* [What is needed]
Pick every line from the data that holds the word "Agencia".

____

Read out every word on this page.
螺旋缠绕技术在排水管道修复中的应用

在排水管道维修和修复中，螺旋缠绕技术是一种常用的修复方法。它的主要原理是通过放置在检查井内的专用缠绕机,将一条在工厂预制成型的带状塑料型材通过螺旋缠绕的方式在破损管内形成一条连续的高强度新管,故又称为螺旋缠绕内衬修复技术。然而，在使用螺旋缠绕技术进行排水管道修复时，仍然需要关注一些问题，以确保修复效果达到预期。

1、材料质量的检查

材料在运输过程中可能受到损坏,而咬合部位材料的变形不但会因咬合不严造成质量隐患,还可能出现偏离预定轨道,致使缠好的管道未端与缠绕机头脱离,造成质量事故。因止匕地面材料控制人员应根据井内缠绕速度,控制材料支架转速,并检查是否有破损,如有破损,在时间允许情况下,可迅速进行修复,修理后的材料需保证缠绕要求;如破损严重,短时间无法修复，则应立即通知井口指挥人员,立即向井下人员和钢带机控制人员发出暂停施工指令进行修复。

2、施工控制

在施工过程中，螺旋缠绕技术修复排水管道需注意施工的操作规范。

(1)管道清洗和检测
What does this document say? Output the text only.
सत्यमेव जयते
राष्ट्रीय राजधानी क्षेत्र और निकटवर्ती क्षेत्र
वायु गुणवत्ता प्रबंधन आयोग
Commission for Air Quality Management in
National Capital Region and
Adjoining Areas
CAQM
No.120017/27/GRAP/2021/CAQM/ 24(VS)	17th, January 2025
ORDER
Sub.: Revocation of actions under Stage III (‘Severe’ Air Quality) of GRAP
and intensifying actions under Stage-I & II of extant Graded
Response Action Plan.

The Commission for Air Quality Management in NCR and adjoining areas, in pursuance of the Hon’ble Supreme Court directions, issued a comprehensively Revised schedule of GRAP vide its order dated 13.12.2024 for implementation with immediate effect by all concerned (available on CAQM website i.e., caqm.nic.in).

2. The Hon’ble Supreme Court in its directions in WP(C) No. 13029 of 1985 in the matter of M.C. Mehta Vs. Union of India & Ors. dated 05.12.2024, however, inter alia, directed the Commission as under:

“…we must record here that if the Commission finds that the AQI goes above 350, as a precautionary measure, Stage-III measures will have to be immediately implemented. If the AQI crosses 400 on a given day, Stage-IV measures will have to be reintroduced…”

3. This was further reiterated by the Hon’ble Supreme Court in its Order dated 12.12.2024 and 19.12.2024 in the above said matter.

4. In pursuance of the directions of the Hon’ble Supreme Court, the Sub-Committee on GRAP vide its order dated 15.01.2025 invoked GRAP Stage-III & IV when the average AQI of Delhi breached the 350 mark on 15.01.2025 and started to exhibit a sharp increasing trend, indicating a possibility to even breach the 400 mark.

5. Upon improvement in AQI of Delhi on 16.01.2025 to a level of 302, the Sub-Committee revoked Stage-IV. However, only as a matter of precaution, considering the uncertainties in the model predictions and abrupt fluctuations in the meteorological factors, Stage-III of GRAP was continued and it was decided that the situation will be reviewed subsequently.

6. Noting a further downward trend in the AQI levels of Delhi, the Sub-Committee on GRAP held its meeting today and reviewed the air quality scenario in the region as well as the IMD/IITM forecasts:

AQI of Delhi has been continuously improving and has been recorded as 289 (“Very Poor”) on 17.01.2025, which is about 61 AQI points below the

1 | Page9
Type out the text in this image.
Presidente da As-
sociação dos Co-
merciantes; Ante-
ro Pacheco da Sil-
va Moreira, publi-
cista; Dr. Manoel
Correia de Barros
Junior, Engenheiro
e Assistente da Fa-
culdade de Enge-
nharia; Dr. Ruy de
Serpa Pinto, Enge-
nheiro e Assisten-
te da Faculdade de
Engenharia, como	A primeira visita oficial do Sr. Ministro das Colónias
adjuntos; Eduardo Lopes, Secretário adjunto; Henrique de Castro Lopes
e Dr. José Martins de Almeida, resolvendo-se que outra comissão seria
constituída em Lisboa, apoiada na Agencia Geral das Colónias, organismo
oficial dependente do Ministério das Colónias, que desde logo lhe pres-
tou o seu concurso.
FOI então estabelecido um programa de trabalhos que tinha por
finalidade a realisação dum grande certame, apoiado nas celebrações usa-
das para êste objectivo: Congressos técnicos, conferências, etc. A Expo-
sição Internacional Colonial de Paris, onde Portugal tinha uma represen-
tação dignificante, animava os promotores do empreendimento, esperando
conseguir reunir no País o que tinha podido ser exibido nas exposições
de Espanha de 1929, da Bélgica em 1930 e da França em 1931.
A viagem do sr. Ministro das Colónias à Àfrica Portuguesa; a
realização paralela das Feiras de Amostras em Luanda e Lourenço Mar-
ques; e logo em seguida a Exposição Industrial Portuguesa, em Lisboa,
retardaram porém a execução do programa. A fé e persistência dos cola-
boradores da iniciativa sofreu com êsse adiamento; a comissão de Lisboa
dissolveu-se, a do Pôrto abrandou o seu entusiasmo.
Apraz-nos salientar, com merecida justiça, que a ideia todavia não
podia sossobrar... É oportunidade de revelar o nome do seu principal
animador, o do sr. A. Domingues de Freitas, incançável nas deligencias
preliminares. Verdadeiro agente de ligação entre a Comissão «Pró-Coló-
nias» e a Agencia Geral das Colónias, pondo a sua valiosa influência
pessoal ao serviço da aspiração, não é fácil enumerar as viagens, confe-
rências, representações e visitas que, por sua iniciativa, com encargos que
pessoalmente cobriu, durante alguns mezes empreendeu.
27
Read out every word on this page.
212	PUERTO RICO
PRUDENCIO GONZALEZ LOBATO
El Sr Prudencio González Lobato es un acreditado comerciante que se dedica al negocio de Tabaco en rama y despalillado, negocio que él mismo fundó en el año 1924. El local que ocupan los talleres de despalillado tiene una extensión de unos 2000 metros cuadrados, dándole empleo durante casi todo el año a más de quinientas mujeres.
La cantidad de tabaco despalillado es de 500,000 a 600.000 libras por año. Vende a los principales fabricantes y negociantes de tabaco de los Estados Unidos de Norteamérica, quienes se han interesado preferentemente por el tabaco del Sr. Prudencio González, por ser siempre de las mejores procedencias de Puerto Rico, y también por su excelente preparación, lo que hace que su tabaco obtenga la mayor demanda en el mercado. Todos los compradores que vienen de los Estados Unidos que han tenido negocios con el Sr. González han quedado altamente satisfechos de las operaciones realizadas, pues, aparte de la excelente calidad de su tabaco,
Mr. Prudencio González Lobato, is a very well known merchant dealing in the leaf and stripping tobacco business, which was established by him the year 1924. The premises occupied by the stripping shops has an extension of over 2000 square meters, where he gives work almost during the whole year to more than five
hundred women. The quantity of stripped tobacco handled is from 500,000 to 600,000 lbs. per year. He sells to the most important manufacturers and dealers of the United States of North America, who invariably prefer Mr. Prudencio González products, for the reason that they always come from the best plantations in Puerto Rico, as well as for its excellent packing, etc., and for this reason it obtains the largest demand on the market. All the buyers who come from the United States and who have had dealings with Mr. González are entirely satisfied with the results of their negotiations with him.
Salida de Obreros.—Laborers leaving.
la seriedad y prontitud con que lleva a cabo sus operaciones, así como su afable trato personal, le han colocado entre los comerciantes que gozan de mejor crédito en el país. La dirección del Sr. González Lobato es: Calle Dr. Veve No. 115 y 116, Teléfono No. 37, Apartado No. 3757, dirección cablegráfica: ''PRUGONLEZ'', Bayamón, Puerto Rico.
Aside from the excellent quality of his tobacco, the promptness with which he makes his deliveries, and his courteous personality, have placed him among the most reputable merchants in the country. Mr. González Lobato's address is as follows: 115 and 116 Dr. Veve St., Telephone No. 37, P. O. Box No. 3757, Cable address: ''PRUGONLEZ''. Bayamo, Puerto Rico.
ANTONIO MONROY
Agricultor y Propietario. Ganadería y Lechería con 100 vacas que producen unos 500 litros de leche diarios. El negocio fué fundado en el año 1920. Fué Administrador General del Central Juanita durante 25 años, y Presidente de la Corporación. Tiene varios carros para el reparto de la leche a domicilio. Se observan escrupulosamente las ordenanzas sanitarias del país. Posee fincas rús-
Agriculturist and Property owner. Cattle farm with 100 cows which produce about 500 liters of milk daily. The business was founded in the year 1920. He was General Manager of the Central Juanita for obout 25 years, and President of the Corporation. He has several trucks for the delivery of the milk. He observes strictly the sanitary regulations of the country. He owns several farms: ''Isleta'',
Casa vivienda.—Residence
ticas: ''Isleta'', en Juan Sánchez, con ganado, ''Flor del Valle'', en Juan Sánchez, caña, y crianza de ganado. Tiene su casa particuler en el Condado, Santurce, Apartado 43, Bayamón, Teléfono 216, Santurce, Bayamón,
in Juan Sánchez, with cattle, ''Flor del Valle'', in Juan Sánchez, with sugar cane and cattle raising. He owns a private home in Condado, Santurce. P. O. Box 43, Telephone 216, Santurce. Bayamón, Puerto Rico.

____

* [Response for this exercise]
constituída em Lisboa, apoiada na Agencia Geral das Colónias, organismo
nias» e a Agencia Geral das Colónias, pondo a sua valiosa influência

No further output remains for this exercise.